(Stored data)
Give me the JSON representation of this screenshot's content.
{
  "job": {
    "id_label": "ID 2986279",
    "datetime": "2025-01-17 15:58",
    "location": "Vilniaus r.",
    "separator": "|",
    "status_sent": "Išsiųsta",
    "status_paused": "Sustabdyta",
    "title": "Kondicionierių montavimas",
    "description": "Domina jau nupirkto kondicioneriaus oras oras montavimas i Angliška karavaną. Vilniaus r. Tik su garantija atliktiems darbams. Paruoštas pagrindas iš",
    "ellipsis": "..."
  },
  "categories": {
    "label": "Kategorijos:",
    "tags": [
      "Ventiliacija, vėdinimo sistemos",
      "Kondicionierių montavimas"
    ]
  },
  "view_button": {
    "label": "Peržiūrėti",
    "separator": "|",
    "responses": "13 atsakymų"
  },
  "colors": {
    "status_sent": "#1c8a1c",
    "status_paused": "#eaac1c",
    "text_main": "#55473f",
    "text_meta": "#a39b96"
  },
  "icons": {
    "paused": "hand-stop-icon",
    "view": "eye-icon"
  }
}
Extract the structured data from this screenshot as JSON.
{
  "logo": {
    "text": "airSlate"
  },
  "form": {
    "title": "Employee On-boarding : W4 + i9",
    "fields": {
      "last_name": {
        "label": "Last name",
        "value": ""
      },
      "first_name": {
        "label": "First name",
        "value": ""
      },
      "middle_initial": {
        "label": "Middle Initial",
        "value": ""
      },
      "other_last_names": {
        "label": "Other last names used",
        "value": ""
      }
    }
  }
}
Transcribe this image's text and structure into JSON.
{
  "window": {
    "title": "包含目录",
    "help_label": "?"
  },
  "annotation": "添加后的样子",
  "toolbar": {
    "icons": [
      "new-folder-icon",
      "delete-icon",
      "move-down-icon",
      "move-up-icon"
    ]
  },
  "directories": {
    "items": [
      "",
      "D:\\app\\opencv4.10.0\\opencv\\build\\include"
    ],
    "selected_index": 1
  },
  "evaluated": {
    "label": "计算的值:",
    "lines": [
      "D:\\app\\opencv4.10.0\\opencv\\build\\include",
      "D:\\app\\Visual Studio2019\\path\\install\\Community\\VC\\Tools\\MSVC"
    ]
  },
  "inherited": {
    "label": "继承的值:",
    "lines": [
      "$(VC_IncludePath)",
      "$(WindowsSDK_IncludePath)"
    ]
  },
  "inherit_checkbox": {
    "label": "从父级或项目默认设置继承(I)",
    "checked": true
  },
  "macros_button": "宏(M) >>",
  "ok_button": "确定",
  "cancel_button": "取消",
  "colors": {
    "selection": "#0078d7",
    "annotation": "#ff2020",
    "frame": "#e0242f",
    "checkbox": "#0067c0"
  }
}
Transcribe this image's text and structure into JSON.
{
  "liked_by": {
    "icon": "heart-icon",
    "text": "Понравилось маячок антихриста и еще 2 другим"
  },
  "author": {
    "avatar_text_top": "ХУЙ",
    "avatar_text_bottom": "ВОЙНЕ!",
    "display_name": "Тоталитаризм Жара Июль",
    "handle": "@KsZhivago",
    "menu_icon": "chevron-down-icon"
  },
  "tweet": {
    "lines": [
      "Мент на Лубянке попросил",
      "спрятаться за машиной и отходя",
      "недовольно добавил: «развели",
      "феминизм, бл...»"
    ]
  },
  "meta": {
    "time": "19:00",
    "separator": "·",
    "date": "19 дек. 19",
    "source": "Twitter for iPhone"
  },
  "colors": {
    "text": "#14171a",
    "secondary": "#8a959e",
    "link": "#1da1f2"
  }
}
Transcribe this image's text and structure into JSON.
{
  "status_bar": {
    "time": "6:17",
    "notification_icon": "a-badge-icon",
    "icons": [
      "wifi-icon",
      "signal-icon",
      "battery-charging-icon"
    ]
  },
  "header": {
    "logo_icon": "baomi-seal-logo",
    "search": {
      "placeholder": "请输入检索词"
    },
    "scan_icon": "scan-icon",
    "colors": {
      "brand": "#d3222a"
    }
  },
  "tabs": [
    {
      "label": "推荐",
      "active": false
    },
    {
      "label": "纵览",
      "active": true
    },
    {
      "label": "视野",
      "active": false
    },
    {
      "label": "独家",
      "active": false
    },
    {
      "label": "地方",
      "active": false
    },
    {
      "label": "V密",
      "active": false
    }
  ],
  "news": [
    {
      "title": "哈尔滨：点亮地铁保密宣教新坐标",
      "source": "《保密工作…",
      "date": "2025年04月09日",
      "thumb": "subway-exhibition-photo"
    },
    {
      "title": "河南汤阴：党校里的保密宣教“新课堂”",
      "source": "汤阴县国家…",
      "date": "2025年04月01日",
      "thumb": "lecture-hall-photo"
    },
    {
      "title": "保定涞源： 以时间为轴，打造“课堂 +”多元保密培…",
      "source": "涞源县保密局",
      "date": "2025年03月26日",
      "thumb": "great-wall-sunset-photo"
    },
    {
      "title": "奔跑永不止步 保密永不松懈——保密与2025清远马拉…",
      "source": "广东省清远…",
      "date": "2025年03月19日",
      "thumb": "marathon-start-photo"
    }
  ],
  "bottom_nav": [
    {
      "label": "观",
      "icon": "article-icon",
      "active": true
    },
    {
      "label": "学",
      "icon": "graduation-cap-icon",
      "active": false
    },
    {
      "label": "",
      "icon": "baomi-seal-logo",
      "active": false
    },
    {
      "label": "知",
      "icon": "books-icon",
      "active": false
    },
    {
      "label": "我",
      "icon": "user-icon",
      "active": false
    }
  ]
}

◆ **PROBLEM REQUIREMENTS**
Pick out and copy the lines of the material that include the word "thumb".

◆ **RESULT OF THIS EXERCISE**
      "thumb": "subway-exhibition-photo"
      "thumb": "lecture-hall-photo"
      "thumb": "great-wall-sunset-photo"
      "thumb": "marathon-start-photo"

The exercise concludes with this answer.